● **Written task**: In the trip summary below, how many days after leaving did the travelers land home?

====== Excerpt provided

On 21 May we flew from Johannesburg landed home on 22 May: 647 days after we left.

RSA Summary
We loved our time in RSA. The people we met were friendly, hospitable and generous. After the indifferent to appalling roads in the rest of Africa, the roads in RSA were (with a couple of exceptions) in very good condition. It was wonderful to be able to drink the water, flush the loo and flick the light switch and get … light! The camp grounds we stayed in were all very good, well appointed with good abolitions & hot water.
The food is fantastic, with great ingredients from the shops (brilliant meat) and the restaurants were generally well presented. Of course, the wines have a well deserved international reputation. And: with the strength of the A$, the prices for were ridiculously low.
There is a free and robust press.
There is a vibrant and very active theater scene and Graeme took us to many shows.

It does appear there is a significant break down in law & order. This starts at the top with some outrageous political corruption, cronyism & nepotism (at all levels of the political system from the President to local councils). The police appear to be corrupt (with discussions on just how much police perjury there is) and dysfunctional. There continues to be significant personal safety issues. At the lowest level, there is basically no adherence to road laws, with speeding and talking on the phone whilst driving etc endemic.

The country is totally obsessed with race. It is a pity that RSA does not seem to be able to avoid the path that most other African countries followed when they obtained democracy. It seems they will need to go through the cycle of “big men”, corruption, effective disenfranchisement of the population, poverty (relative to what could have been achieved) before the leadership look for what is best for ALL the population.

============
====== Given data

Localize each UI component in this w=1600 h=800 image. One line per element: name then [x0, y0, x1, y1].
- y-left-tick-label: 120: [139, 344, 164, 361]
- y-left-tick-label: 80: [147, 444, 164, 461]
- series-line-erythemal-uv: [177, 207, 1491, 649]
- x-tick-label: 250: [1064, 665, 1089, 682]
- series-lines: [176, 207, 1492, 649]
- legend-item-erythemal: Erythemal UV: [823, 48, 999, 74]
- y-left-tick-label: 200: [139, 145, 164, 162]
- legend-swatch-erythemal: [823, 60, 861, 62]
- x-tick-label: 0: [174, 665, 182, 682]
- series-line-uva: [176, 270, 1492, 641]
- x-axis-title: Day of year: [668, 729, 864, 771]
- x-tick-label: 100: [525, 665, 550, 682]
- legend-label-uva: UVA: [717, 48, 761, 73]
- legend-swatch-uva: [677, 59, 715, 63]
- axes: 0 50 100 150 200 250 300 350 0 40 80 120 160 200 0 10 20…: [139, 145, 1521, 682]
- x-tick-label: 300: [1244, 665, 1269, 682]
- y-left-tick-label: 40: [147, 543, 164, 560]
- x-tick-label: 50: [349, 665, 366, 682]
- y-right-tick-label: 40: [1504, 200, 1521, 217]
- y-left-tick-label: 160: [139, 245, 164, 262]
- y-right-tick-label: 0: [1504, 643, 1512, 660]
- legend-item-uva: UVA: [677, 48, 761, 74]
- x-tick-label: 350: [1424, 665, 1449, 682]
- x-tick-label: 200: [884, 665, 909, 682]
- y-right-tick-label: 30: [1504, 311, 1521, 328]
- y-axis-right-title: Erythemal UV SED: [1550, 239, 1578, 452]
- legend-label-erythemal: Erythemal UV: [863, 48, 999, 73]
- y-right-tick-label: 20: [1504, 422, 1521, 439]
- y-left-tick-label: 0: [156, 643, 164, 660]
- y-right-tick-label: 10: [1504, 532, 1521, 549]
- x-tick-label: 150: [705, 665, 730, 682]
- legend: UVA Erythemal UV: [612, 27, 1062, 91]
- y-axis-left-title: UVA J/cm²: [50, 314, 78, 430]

============

● **Output**: 647 days.